Pull out every line containing the string "JSON".

-- START OF Records provided --

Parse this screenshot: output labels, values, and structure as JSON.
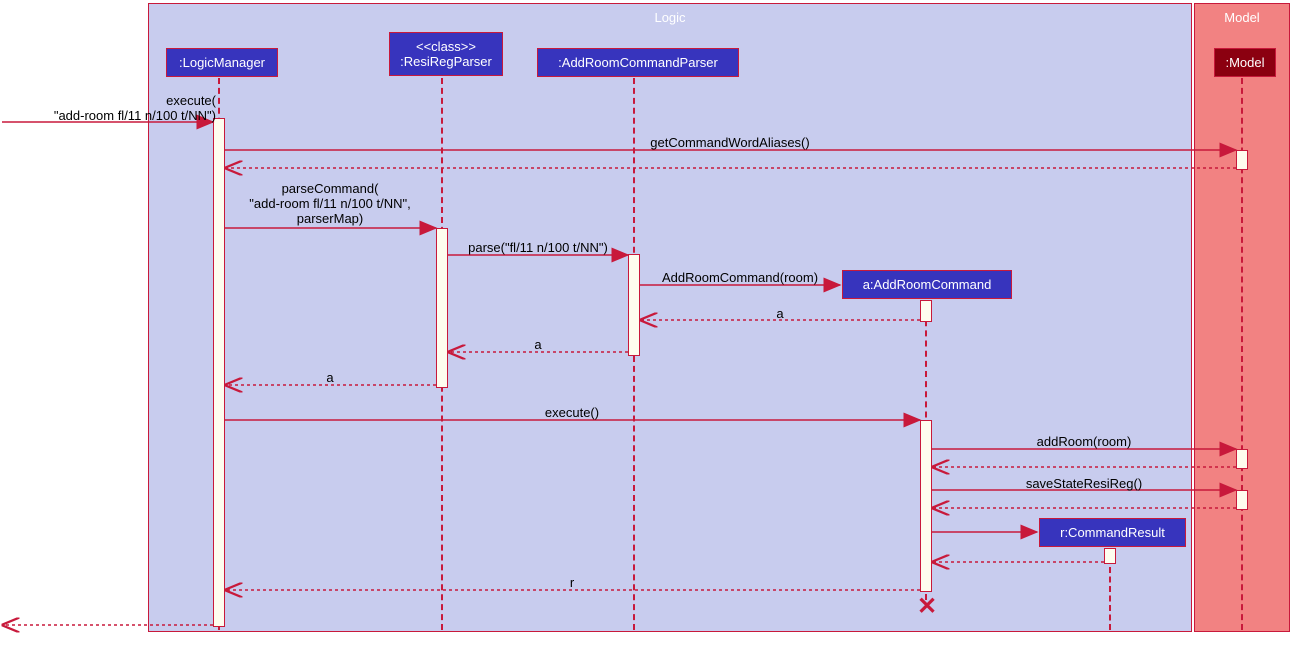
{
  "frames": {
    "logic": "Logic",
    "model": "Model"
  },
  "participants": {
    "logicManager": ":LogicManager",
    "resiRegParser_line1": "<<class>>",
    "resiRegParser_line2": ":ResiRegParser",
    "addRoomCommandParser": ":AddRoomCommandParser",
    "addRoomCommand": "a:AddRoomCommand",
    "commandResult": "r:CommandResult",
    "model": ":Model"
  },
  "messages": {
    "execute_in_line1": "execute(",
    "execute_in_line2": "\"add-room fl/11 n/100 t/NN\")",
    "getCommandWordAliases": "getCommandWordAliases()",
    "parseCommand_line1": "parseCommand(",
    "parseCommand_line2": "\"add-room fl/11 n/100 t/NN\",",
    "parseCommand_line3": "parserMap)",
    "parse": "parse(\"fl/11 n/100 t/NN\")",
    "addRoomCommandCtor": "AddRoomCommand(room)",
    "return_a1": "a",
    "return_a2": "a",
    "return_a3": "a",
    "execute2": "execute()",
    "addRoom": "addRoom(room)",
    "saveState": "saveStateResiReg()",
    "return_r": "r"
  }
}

-- END OF Records provided --
-- START OF Records provided --

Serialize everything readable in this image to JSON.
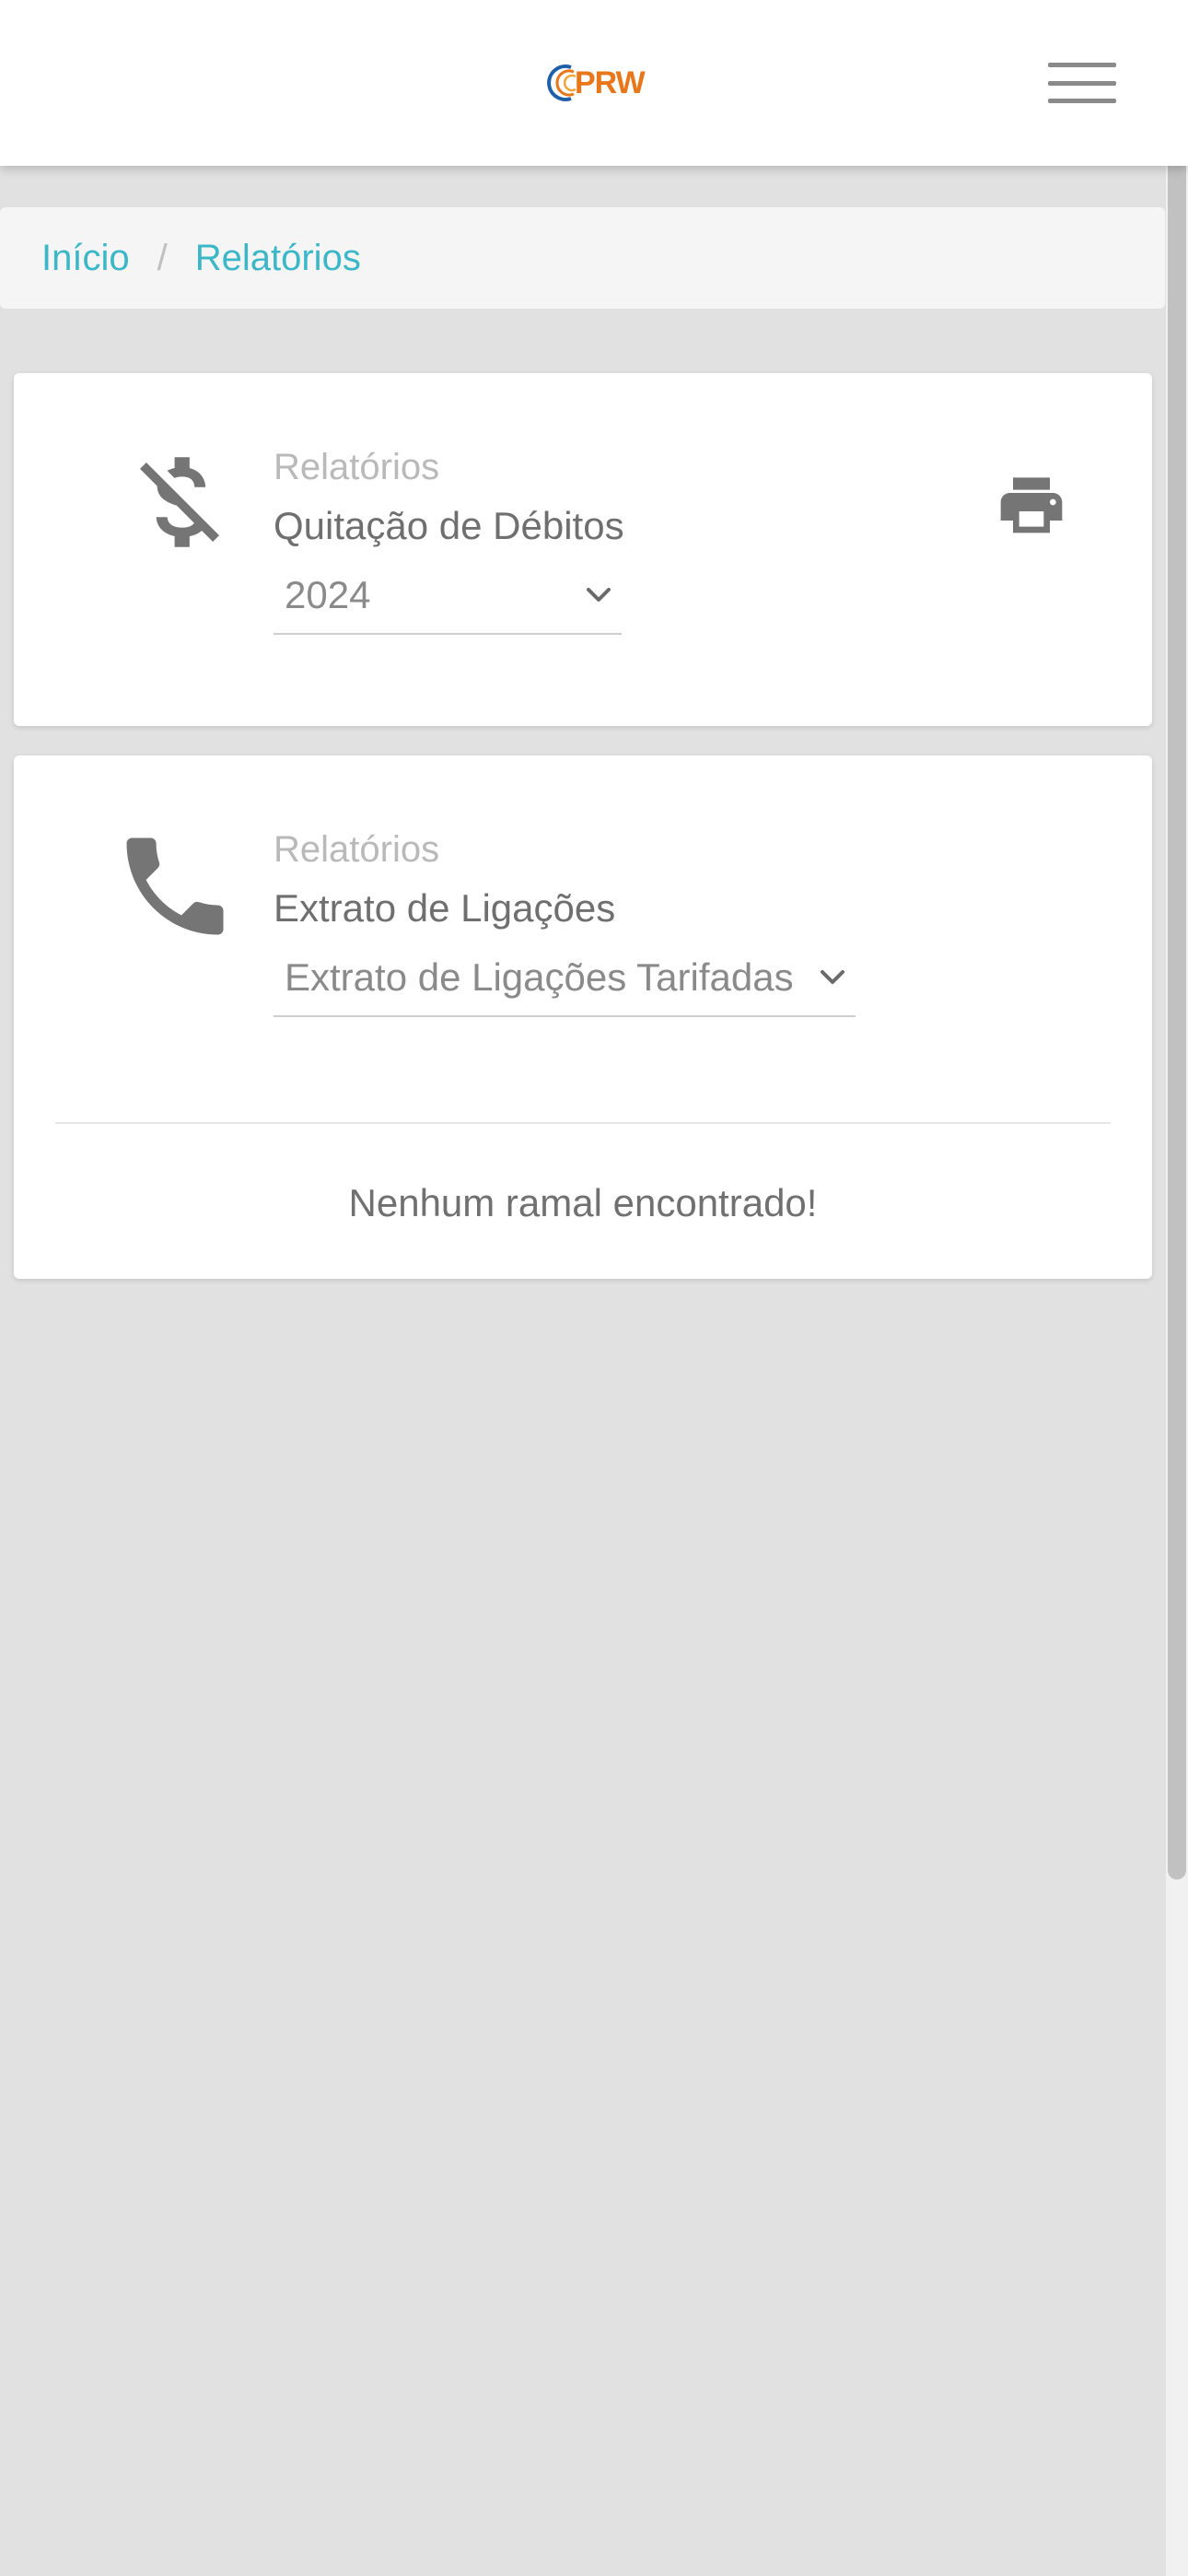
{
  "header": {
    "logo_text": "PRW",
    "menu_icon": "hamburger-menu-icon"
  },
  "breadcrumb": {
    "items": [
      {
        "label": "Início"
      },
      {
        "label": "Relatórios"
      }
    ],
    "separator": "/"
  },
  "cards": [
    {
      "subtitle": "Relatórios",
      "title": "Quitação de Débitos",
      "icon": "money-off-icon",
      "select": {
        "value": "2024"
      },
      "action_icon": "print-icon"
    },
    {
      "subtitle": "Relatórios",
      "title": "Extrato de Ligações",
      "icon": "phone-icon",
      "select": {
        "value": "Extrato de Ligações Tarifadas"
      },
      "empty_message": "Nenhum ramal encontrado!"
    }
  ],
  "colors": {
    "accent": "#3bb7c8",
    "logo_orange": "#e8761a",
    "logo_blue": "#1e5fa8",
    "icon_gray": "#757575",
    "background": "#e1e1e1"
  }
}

-- END OF Records provided --

→ Solved problem
Parse this screenshot: output labels, values, and structure as JSON.
Serialize everything readable in this image to JSON.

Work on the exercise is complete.